◆ TASK DATA ◆
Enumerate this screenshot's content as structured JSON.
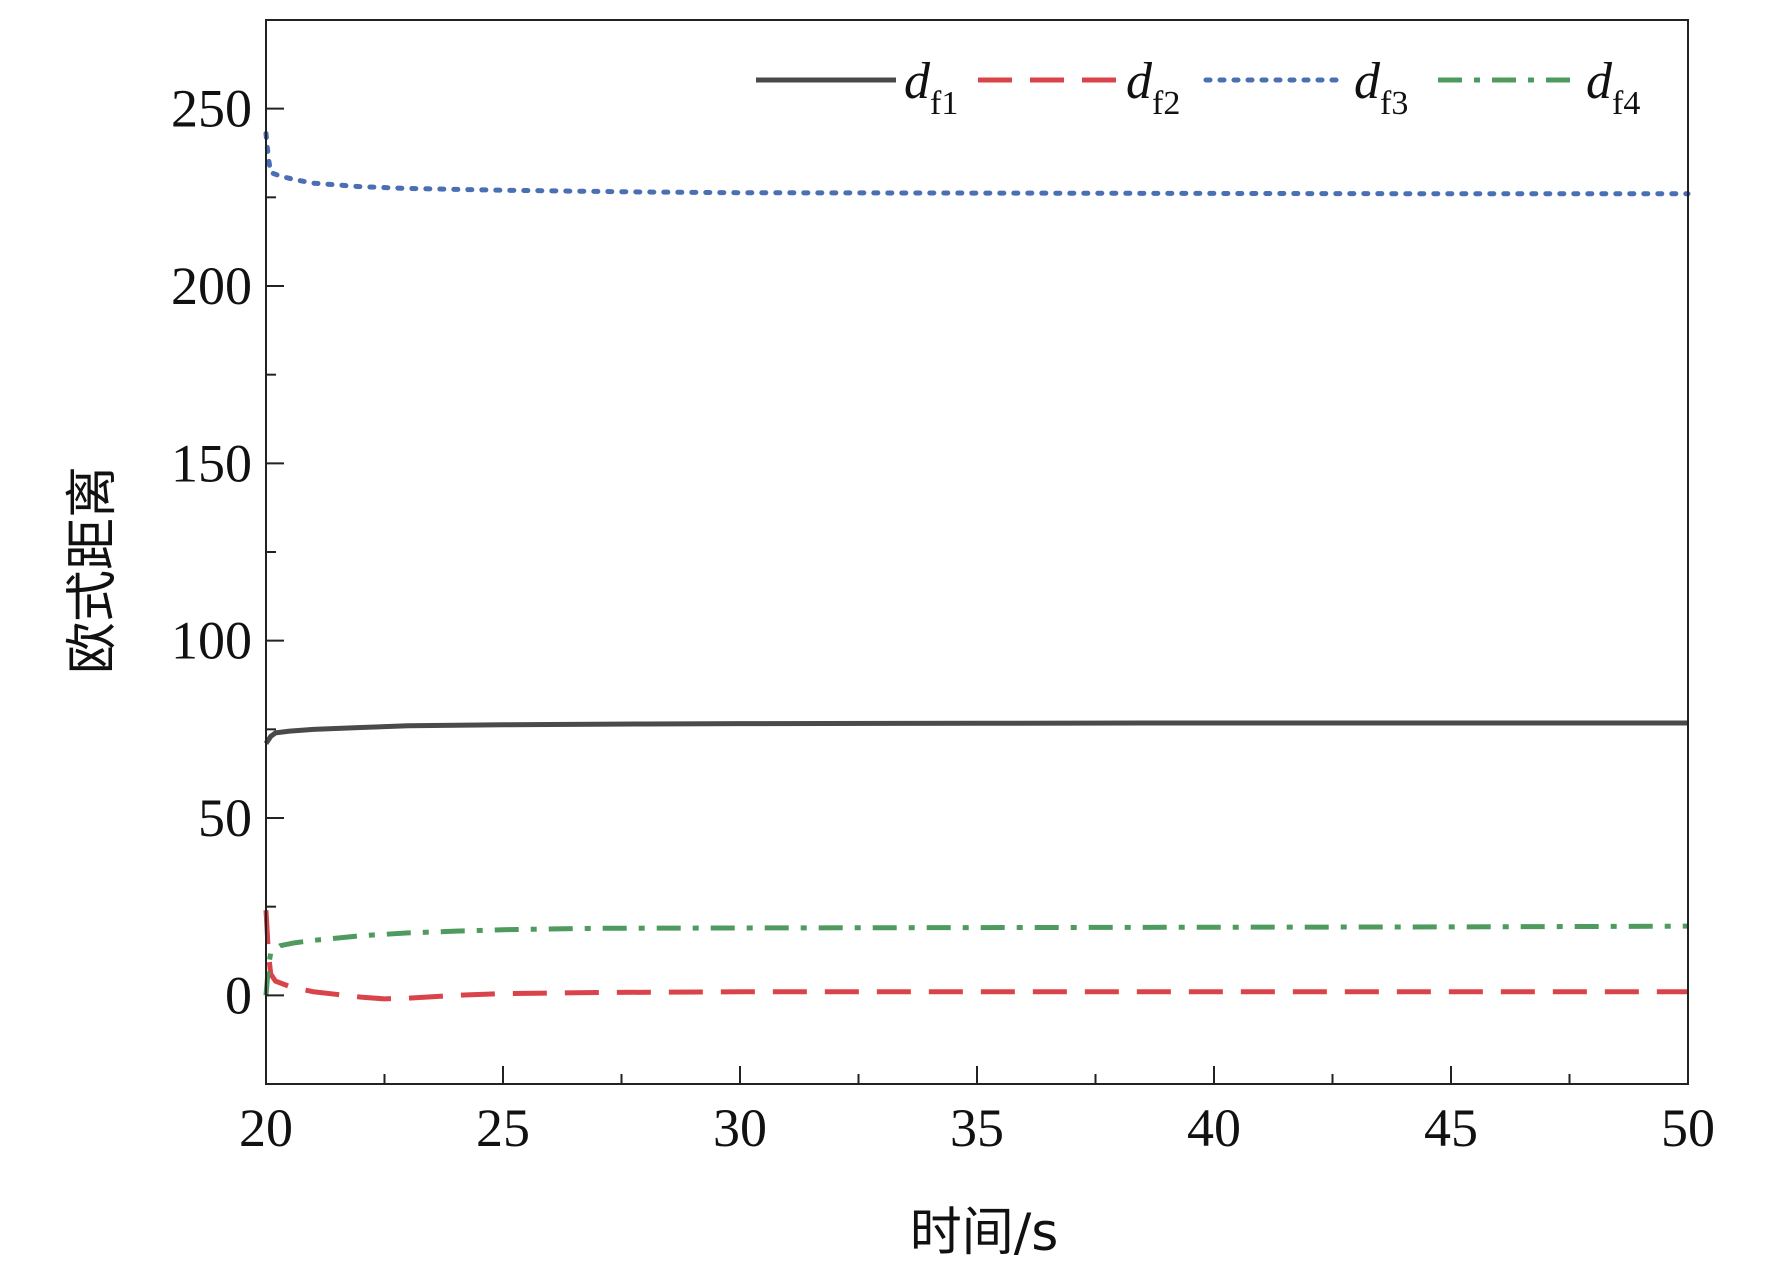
{
  "chart_data": {
    "type": "line",
    "xlabel": "时间/s",
    "ylabel": "欧式距离",
    "xlim": [
      20,
      50
    ],
    "ylim": [
      -25,
      275
    ],
    "xticks": [
      "20",
      "25",
      "30",
      "35",
      "40",
      "45",
      "50"
    ],
    "yticks": [
      "0",
      "50",
      "100",
      "150",
      "200",
      "250"
    ],
    "grid": false,
    "legend_position": "top-right",
    "series": [
      {
        "name": "df1",
        "legend_main": "d",
        "legend_sub": "f1",
        "color": "#4a4a4a",
        "style": "solid",
        "x": [
          20,
          20.1,
          20.2,
          20.5,
          21,
          22,
          23,
          25,
          28,
          30,
          35,
          40,
          45,
          50
        ],
        "y": [
          71,
          73,
          74,
          74.5,
          75,
          75.5,
          76,
          76.3,
          76.5,
          76.6,
          76.7,
          76.8,
          76.8,
          76.8
        ]
      },
      {
        "name": "df2",
        "legend_main": "d",
        "legend_sub": "f2",
        "color": "#d9444b",
        "style": "dashed",
        "x": [
          20,
          20.05,
          20.1,
          20.2,
          20.5,
          21,
          22,
          22.5,
          23,
          24,
          25,
          27,
          30,
          35,
          40,
          45,
          50
        ],
        "y": [
          24,
          12,
          6,
          4,
          2.5,
          1,
          -0.5,
          -1,
          -0.8,
          0,
          0.5,
          0.8,
          1,
          1,
          1,
          1,
          1
        ]
      },
      {
        "name": "df3",
        "legend_main": "d",
        "legend_sub": "f3",
        "color": "#4a6fb5",
        "style": "dotted",
        "x": [
          20,
          20.05,
          20.1,
          20.3,
          20.6,
          21,
          22,
          23,
          25,
          28,
          30,
          35,
          40,
          45,
          50
        ],
        "y": [
          243,
          236,
          232,
          231,
          230,
          229,
          228,
          227.5,
          227,
          226.5,
          226.3,
          226.2,
          226.1,
          226,
          226
        ]
      },
      {
        "name": "df4",
        "legend_main": "d",
        "legend_sub": "f4",
        "color": "#4f9a5e",
        "style": "dashdot",
        "x": [
          20,
          20.05,
          20.1,
          20.3,
          20.6,
          21,
          22,
          23,
          24,
          25,
          27,
          30,
          35,
          40,
          45,
          50
        ],
        "y": [
          0,
          8,
          12,
          14,
          14.8,
          15.5,
          16.8,
          17.6,
          18.1,
          18.5,
          18.9,
          19,
          19.1,
          19.2,
          19.3,
          19.5
        ]
      }
    ]
  }
}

◆ SHORT PROBLEM ◆
Copy the listing in full and without alteration, omitting every picture.

◆ OUTPUT ◆
Enumerate this screenshot's content as structured JSON.
{
  "chart_data": {
    "type": "line",
    "xlabel": "时间/s",
    "ylabel": "欧式距离",
    "xlim": [
      20,
      50
    ],
    "ylim": [
      -25,
      275
    ],
    "xticks": [
      "20",
      "25",
      "30",
      "35",
      "40",
      "45",
      "50"
    ],
    "yticks": [
      "0",
      "50",
      "100",
      "150",
      "200",
      "250"
    ],
    "grid": false,
    "legend_position": "top-right",
    "series": [
      {
        "name": "df1",
        "legend_main": "d",
        "legend_sub": "f1",
        "color": "#4a4a4a",
        "style": "solid",
        "x": [
          20,
          20.1,
          20.2,
          20.5,
          21,
          22,
          23,
          25,
          28,
          30,
          35,
          40,
          45,
          50
        ],
        "y": [
          71,
          73,
          74,
          74.5,
          75,
          75.5,
          76,
          76.3,
          76.5,
          76.6,
          76.7,
          76.8,
          76.8,
          76.8
        ]
      },
      {
        "name": "df2",
        "legend_main": "d",
        "legend_sub": "f2",
        "color": "#d9444b",
        "style": "dashed",
        "x": [
          20,
          20.05,
          20.1,
          20.2,
          20.5,
          21,
          22,
          22.5,
          23,
          24,
          25,
          27,
          30,
          35,
          40,
          45,
          50
        ],
        "y": [
          24,
          12,
          6,
          4,
          2.5,
          1,
          -0.5,
          -1,
          -0.8,
          0,
          0.5,
          0.8,
          1,
          1,
          1,
          1,
          1
        ]
      },
      {
        "name": "df3",
        "legend_main": "d",
        "legend_sub": "f3",
        "color": "#4a6fb5",
        "style": "dotted",
        "x": [
          20,
          20.05,
          20.1,
          20.3,
          20.6,
          21,
          22,
          23,
          25,
          28,
          30,
          35,
          40,
          45,
          50
        ],
        "y": [
          243,
          236,
          232,
          231,
          230,
          229,
          228,
          227.5,
          227,
          226.5,
          226.3,
          226.2,
          226.1,
          226,
          226
        ]
      },
      {
        "name": "df4",
        "legend_main": "d",
        "legend_sub": "f4",
        "color": "#4f9a5e",
        "style": "dashdot",
        "x": [
          20,
          20.05,
          20.1,
          20.3,
          20.6,
          21,
          22,
          23,
          24,
          25,
          27,
          30,
          35,
          40,
          45,
          50
        ],
        "y": [
          0,
          8,
          12,
          14,
          14.8,
          15.5,
          16.8,
          17.6,
          18.1,
          18.5,
          18.9,
          19,
          19.1,
          19.2,
          19.3,
          19.5
        ]
      }
    ]
  }
}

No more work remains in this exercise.